Annotated element listings
● ● ●

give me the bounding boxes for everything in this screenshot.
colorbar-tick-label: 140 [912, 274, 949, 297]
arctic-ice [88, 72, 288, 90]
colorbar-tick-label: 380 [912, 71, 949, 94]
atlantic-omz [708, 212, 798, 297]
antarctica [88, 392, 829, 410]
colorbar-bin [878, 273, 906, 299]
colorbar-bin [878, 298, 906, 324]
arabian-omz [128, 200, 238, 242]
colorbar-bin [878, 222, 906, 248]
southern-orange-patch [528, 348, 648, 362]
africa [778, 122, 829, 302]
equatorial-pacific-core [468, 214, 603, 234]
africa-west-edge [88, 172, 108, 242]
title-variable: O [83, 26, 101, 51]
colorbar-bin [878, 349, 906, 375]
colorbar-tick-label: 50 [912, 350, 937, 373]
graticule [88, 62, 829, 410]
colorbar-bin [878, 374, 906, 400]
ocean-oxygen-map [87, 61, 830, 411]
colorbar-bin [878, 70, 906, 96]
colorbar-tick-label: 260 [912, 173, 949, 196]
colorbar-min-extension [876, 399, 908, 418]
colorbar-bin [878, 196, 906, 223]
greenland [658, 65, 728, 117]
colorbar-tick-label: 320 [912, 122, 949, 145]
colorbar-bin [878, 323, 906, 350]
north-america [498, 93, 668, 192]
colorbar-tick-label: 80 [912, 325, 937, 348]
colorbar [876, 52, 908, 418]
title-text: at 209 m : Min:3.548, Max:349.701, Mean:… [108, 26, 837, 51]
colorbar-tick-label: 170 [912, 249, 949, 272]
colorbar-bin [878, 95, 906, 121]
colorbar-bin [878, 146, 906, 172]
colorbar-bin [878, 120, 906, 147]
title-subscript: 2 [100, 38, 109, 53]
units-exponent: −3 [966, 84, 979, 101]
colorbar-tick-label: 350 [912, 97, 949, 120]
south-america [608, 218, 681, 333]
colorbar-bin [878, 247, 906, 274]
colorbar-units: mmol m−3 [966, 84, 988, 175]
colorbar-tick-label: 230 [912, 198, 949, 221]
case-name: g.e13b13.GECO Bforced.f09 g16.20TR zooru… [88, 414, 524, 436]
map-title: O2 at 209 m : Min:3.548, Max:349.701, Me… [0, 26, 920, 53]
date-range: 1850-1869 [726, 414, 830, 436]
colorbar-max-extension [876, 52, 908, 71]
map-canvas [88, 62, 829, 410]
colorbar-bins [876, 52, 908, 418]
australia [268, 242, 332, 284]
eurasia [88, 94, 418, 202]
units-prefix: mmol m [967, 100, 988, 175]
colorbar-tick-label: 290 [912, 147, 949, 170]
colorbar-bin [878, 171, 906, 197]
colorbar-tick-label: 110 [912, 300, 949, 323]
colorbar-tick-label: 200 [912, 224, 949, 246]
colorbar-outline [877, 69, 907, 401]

● ● ●

# [WRITTEN EXERCISE]
Print the records from their first line through the line containing "case-name: g.e13b13.GECO Bforced.f09", with both of those lines included, and reproduce every line in that span verbatim.

# [RESPONSE TO THE EXERCISE]
give me the bounding boxes for everything in this screenshot.
colorbar-tick-label: 140 [912, 274, 949, 297]
arctic-ice [88, 72, 288, 90]
colorbar-tick-label: 380 [912, 71, 949, 94]
atlantic-omz [708, 212, 798, 297]
antarctica [88, 392, 829, 410]
colorbar-bin [878, 273, 906, 299]
colorbar-bin [878, 298, 906, 324]
arabian-omz [128, 200, 238, 242]
colorbar-bin [878, 222, 906, 248]
southern-orange-patch [528, 348, 648, 362]
africa [778, 122, 829, 302]
equatorial-pacific-core [468, 214, 603, 234]
africa-west-edge [88, 172, 108, 242]
title-variable: O [83, 26, 101, 51]
colorbar-bin [878, 349, 906, 375]
colorbar-tick-label: 50 [912, 350, 937, 373]
graticule [88, 62, 829, 410]
colorbar-bin [878, 374, 906, 400]
ocean-oxygen-map [87, 61, 830, 411]
colorbar-bin [878, 70, 906, 96]
colorbar-tick-label: 260 [912, 173, 949, 196]
colorbar-min-extension [876, 399, 908, 418]
colorbar-bin [878, 196, 906, 223]
greenland [658, 65, 728, 117]
colorbar-tick-label: 320 [912, 122, 949, 145]
colorbar-bin [878, 323, 906, 350]
north-america [498, 93, 668, 192]
colorbar-tick-label: 80 [912, 325, 937, 348]
colorbar [876, 52, 908, 418]
title-text: at 209 m : Min:3.548, Max:349.701, Mean:… [108, 26, 837, 51]
colorbar-tick-label: 170 [912, 249, 949, 272]
colorbar-bin [878, 95, 906, 121]
colorbar-bin [878, 146, 906, 172]
colorbar-bin [878, 120, 906, 147]
title-subscript: 2 [100, 38, 109, 53]
units-exponent: −3 [966, 84, 979, 101]
colorbar-tick-label: 350 [912, 97, 949, 120]
south-america [608, 218, 681, 333]
colorbar-bin [878, 247, 906, 274]
colorbar-units: mmol m−3 [966, 84, 988, 175]
colorbar-tick-label: 230 [912, 198, 949, 221]
case-name: g.e13b13.GECO Bforced.f09 g16.20TR zooru… [88, 414, 524, 436]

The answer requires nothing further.